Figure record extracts
## START

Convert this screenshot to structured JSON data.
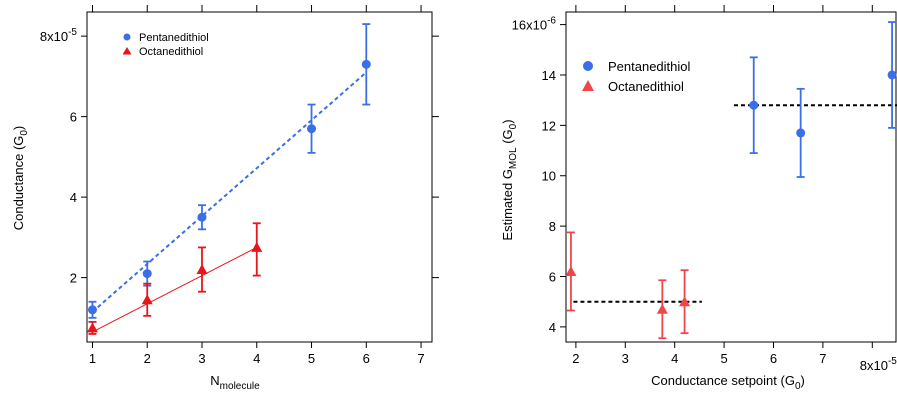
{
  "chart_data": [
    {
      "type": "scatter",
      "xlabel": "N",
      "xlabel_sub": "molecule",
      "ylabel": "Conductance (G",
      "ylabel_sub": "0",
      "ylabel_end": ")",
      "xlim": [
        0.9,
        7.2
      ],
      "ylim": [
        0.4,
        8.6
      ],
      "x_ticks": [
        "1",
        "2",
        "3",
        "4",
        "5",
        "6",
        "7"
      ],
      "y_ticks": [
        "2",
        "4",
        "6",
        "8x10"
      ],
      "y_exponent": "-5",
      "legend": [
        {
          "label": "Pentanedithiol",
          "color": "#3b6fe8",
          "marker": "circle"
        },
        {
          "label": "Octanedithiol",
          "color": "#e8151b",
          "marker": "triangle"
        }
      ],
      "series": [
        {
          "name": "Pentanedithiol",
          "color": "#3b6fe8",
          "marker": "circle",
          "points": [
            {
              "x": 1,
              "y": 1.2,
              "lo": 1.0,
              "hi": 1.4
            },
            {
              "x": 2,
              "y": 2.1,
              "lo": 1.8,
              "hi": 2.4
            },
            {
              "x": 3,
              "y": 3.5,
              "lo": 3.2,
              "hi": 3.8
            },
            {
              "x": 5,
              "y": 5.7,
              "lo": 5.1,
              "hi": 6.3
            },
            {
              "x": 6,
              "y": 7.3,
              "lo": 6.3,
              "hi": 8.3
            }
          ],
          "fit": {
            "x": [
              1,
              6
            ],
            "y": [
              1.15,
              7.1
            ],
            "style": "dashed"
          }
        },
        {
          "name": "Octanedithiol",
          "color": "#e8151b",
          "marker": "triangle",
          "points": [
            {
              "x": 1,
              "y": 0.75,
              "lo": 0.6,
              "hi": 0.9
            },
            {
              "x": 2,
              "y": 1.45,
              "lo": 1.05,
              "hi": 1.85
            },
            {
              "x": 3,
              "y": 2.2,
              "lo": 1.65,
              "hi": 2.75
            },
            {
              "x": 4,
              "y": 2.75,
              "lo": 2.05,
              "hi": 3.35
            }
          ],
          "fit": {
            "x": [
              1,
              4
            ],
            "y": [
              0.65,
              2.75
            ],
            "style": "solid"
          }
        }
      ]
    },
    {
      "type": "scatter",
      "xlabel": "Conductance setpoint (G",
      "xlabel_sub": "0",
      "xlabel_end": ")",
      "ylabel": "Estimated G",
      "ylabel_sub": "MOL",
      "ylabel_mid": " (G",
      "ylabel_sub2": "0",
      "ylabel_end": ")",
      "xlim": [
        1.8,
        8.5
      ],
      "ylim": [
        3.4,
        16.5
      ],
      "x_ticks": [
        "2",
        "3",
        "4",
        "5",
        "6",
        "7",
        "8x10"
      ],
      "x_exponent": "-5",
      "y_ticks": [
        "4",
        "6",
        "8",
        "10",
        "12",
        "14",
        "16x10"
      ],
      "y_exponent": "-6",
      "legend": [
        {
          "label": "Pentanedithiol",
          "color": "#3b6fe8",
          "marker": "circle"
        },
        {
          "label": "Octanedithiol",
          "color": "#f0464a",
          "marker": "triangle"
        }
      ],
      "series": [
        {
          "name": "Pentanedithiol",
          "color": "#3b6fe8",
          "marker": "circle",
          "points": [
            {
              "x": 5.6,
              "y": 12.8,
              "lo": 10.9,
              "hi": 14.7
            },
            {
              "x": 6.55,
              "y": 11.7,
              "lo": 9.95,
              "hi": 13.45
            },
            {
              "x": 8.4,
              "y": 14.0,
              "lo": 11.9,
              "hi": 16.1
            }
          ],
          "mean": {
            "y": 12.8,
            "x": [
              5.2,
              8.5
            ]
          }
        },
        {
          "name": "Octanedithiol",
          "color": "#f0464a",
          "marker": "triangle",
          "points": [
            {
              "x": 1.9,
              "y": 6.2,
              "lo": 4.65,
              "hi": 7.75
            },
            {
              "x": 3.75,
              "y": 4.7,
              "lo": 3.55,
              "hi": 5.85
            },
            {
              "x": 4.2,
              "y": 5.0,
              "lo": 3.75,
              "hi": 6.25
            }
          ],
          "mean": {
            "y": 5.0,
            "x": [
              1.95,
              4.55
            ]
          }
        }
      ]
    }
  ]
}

## END
## START

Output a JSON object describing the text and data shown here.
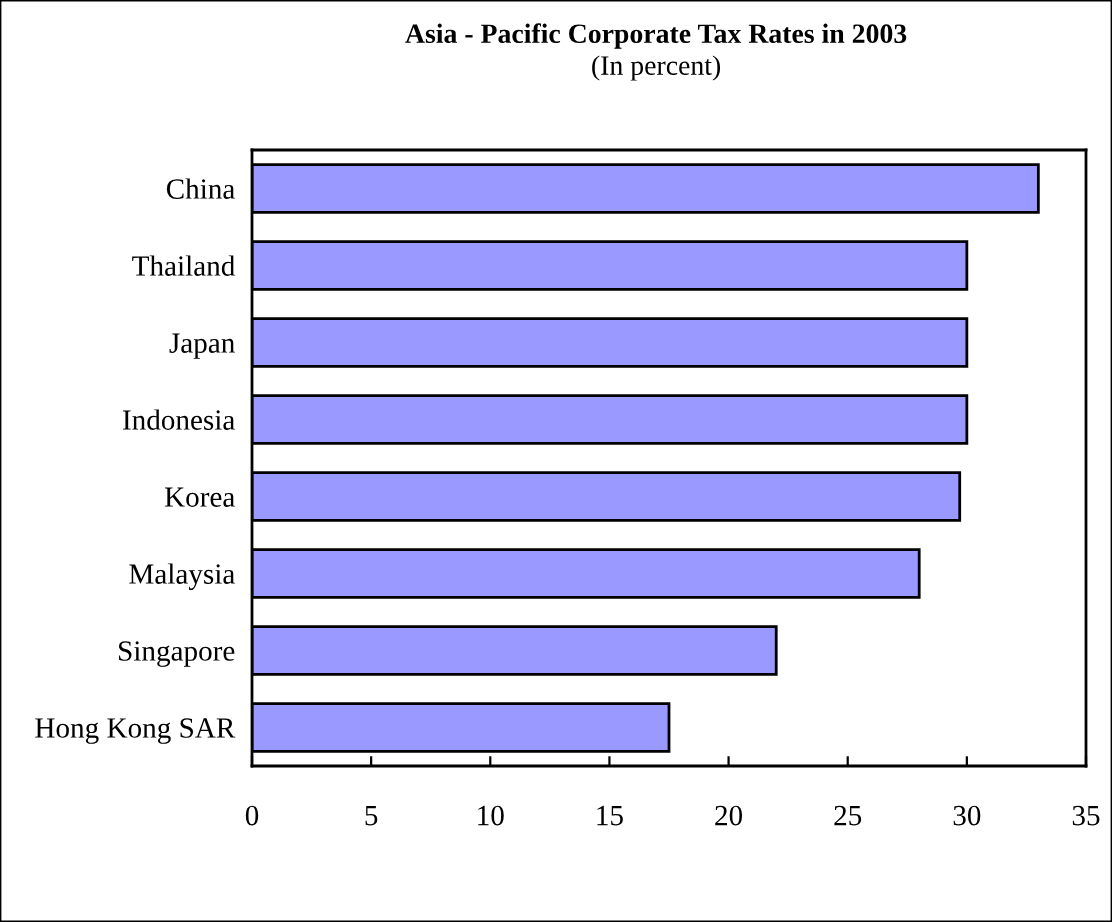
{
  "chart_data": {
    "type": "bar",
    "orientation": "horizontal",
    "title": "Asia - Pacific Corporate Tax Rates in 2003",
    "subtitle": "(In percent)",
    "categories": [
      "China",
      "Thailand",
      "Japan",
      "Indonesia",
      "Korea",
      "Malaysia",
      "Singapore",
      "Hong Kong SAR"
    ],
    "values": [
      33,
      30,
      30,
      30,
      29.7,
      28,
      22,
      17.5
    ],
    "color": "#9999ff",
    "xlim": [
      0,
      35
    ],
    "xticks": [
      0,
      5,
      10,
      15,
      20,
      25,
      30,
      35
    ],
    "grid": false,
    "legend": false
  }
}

## END

* Goal of the exercise
Collect every line with the string "Conductance" from the records, and copy each.

* Task result
      "ylabel": "Conductance (G",
      "xlabel": "Conductance setpoint (G",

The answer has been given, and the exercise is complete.